To be done
Your task is to output all the records below, word for word.

Start Input material

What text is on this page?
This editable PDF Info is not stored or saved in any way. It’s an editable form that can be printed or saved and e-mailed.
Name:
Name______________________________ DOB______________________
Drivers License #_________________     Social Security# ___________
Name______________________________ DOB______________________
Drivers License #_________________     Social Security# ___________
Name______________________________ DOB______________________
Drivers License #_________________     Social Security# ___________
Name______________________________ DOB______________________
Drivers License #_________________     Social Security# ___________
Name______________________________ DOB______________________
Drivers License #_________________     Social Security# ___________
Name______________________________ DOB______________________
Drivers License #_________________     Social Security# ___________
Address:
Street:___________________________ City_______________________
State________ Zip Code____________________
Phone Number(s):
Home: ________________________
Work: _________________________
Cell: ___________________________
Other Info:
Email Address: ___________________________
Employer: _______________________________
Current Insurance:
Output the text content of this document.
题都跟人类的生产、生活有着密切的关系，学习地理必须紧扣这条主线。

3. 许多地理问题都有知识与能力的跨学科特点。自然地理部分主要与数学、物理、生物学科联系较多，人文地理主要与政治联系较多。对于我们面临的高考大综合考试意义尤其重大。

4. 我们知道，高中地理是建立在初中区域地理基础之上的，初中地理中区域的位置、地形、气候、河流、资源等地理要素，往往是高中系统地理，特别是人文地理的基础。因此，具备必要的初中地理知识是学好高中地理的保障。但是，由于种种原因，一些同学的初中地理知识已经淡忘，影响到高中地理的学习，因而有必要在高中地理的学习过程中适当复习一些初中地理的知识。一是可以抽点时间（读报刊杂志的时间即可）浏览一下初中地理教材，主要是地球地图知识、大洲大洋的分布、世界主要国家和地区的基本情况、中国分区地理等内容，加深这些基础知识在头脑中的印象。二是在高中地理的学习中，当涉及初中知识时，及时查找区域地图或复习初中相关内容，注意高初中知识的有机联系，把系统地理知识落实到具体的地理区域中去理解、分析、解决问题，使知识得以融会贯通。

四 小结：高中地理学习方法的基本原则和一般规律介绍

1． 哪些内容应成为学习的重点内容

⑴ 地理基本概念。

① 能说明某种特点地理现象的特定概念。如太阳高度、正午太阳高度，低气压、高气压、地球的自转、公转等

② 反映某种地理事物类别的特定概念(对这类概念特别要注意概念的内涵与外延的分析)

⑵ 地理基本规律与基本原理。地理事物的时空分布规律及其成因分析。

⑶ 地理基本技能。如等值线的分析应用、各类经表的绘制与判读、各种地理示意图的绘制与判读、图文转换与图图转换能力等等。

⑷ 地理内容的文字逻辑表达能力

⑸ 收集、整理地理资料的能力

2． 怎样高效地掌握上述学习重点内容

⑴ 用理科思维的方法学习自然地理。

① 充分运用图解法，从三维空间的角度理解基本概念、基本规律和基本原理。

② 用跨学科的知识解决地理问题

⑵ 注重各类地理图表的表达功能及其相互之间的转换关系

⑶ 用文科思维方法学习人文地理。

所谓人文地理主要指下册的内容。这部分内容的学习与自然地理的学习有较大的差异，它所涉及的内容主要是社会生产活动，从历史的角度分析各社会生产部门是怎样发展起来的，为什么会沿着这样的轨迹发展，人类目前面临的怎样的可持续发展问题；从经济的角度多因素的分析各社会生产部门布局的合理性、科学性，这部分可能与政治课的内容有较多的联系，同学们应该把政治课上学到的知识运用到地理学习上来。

End Input material

Solution to the problem
What text is on this page?
This editable PDF Info is not stored or saved in any way. It’s an editable form that can be printed or saved and e-mailed.
Name:
Name______________________________ DOB______________________
Drivers License #_________________     Social Security# ___________
Name______________________________ DOB______________________
Drivers License #_________________     Social Security# ___________
Name______________________________ DOB______________________
Drivers License #_________________     Social Security# ___________
Name______________________________ DOB______________________
Drivers License #_________________     Social Security# ___________
Name______________________________ DOB______________________
Drivers License #_________________     Social Security# ___________
Name______________________________ DOB______________________
Drivers License #_________________     Social Security# ___________
Address:
Street:___________________________ City_______________________
State________ Zip Code____________________
Phone Number(s):
Home: ________________________
Work: _________________________
Cell: ___________________________
Other Info:
Email Address: ___________________________
Employer: _______________________________
Current Insurance:
Output the text content of this document.
题都跟人类的生产、生活有着密切的关系，学习地理必须紧扣这条主线。

3. 许多地理问题都有知识与能力的跨学科特点。自然地理部分主要与数学、物理、生物学科联系较多，人文地理主要与政治联系较多。对于我们面临的高考大综合考试意义尤其重大。

4. 我们知道，高中地理是建立在初中区域地理基础之上的，初中地理中区域的位置、地形、气候、河流、资源等地理要素，往往是高中系统地理，特别是人文地理的基础。因此，具备必要的初中地理知识是学好高中地理的保障。但是，由于种种原因，一些同学的初中地理知识已经淡忘，影响到高中地理的学习，因而有必要在高中地理的学习过程中适当复习一些初中地理的知识。一是可以抽点时间（读报刊杂志的时间即可）浏览一下初中地理教材，主要是地球地图知识、大洲大洋的分布、世界主要国家和地区的基本情况、中国分区地理等内容，加深这些基础知识在头脑中的印象。二是在高中地理的学习中，当涉及初中知识时，及时查找区域地图或复习初中相关内容，注意高初中知识的有机联系，把系统地理知识落实到具体的地理区域中去理解、分析、解决问题，使知识得以融会贯通。

四 小结：高中地理学习方法的基本原则和一般规律介绍

1． 哪些内容应成为学习的重点内容

⑴ 地理基本概念。

① 能说明某种特点地理现象的特定概念。如太阳高度、正午太阳高度，低气压、高气压、地球的自转、公转等

② 反映某种地理事物类别的特定概念(对这类概念特别要注意概念的内涵与外延的分析)

⑵ 地理基本规律与基本原理。地理事物的时空分布规律及其成因分析。

⑶ 地理基本技能。如等值线的分析应用、各类经表的绘制与判读、各种地理示意图的绘制与判读、图文转换与图图转换能力等等。

⑷ 地理内容的文字逻辑表达能力

⑸ 收集、整理地理资料的能力

2． 怎样高效地掌握上述学习重点内容

⑴ 用理科思维的方法学习自然地理。

① 充分运用图解法，从三维空间的角度理解基本概念、基本规律和基本原理。

② 用跨学科的知识解决地理问题

⑵ 注重各类地理图表的表达功能及其相互之间的转换关系

⑶ 用文科思维方法学习人文地理。

所谓人文地理主要指下册的内容。这部分内容的学习与自然地理的学习有较大的差异，它所涉及的内容主要是社会生产活动，从历史的角度分析各社会生产部门是怎样发展起来的，为什么会沿着这样的轨迹发展，人类目前面临的怎样的可持续发展问题；从经济的角度多因素的分析各社会生产部门布局的合理性、科学性，这部分可能与政治课的内容有较多的联系，同学们应该把政治课上学到的知识运用到地理学习上来。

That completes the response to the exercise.